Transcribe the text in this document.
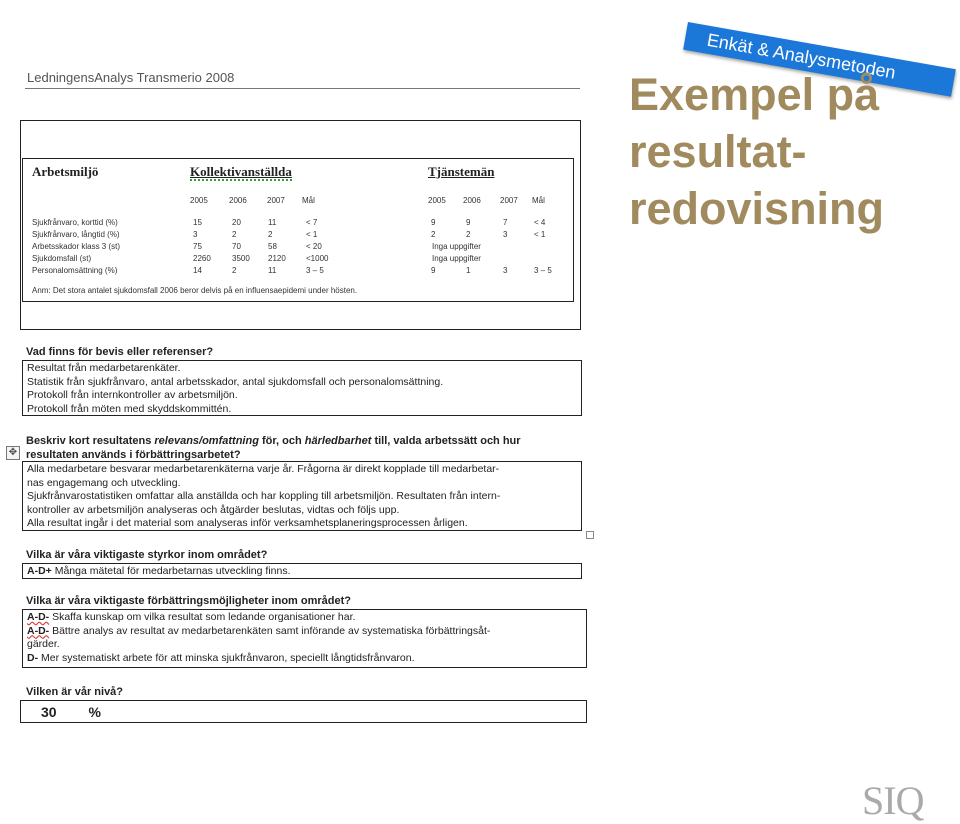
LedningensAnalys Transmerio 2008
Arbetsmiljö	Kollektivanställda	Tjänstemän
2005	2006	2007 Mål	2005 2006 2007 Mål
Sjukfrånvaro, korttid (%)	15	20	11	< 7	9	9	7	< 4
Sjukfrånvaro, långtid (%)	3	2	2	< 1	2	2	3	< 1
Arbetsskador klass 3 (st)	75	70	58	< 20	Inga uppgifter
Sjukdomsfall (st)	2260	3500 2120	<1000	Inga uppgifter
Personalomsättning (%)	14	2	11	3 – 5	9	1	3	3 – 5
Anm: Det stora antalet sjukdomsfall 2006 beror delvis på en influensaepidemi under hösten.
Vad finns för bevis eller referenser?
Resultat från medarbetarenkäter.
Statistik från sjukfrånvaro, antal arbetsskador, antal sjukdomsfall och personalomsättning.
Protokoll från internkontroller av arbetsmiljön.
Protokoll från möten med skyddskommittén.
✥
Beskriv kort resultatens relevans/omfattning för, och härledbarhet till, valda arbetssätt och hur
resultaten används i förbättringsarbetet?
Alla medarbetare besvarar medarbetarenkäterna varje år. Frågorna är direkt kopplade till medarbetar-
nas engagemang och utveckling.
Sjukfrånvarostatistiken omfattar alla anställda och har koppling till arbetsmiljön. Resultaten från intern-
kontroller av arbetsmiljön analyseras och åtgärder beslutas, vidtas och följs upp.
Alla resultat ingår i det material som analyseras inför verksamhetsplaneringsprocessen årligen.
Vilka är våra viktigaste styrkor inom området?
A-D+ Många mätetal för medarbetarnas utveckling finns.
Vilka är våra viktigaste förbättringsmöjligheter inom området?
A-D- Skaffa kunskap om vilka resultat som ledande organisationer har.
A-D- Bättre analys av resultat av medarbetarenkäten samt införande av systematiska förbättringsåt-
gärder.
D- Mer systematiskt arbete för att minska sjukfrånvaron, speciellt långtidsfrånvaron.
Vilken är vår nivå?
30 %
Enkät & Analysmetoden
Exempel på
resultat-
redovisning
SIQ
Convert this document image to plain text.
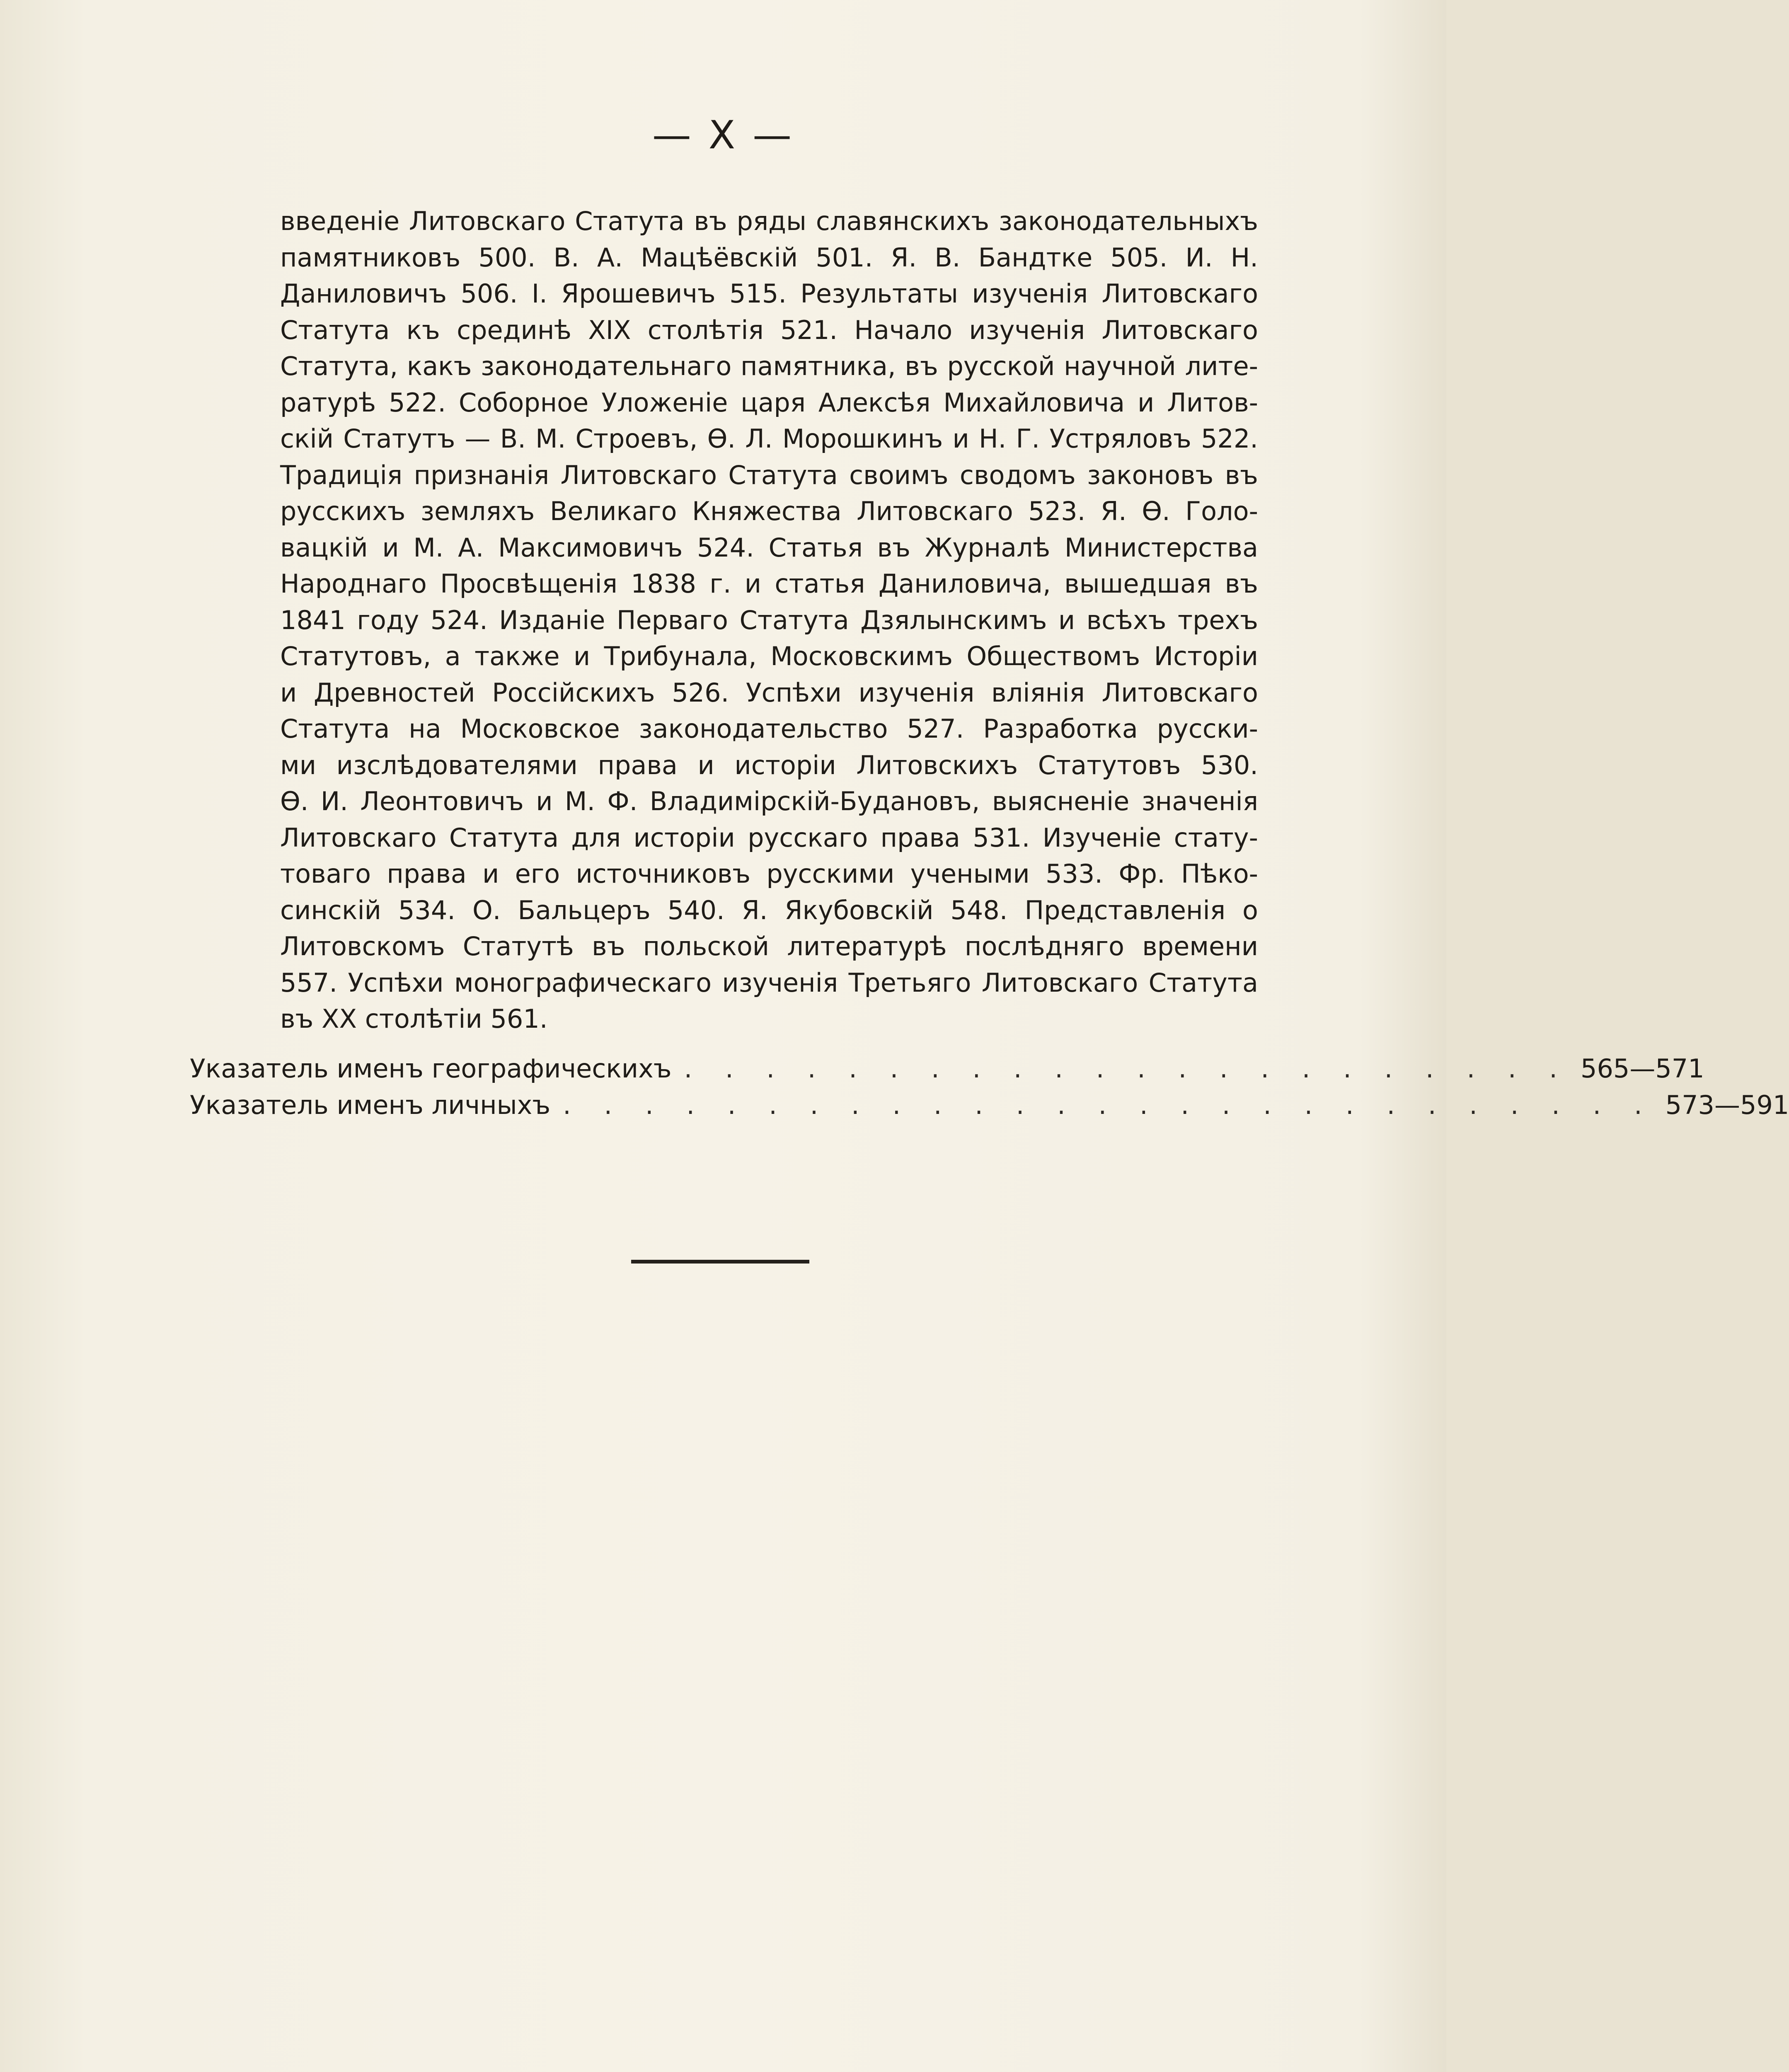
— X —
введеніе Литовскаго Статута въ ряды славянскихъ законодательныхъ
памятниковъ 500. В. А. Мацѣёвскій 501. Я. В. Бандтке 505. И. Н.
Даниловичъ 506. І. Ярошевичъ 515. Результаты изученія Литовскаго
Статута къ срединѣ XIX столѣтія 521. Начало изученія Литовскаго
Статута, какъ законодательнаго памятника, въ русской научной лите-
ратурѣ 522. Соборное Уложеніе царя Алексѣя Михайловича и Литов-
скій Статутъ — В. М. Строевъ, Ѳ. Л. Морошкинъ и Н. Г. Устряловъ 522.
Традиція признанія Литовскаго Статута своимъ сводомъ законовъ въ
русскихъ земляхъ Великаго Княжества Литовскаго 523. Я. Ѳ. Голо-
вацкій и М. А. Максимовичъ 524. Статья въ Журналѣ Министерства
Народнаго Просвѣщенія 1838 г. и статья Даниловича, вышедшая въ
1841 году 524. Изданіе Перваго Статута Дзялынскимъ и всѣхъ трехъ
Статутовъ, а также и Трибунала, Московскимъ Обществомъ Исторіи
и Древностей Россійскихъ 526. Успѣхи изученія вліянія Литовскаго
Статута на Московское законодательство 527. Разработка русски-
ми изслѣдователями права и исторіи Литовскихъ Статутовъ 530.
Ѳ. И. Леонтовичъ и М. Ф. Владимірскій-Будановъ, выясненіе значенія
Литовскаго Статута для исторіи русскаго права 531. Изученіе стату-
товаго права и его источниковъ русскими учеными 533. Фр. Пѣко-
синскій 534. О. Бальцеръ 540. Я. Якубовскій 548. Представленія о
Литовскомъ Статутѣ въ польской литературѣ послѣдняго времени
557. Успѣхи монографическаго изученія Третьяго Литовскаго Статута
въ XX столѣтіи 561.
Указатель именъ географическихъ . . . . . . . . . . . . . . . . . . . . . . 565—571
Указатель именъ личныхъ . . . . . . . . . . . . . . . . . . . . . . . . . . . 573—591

---

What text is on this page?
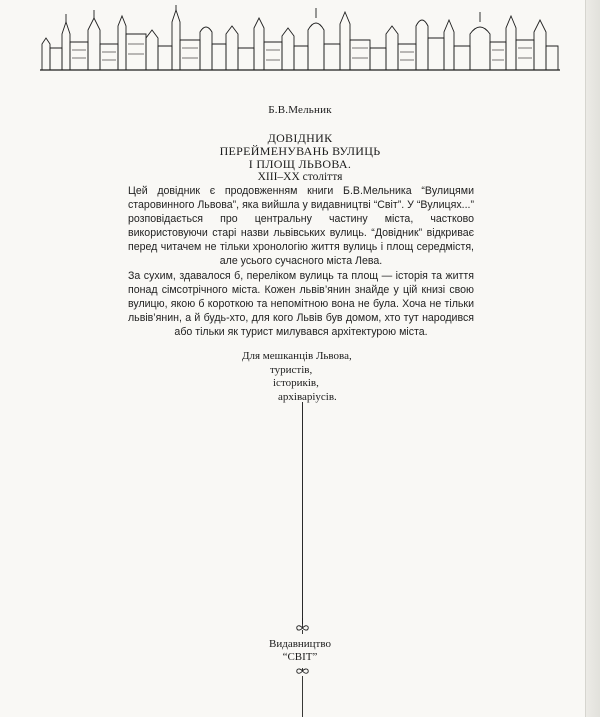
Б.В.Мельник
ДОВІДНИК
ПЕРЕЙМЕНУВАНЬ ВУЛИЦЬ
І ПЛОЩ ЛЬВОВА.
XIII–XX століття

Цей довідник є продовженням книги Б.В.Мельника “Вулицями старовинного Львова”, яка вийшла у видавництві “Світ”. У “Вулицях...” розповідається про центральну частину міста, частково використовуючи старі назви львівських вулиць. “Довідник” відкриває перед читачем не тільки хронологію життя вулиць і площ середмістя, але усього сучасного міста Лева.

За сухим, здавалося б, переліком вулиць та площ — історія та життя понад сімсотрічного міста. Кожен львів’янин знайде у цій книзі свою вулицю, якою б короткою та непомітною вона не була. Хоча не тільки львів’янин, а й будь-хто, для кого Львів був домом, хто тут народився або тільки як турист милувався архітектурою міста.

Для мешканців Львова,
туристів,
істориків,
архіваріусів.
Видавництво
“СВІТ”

**What you need to do**
State, as a bare number, how many lines of the listing hold the word "Успѣхи".

**Solution to this task**
2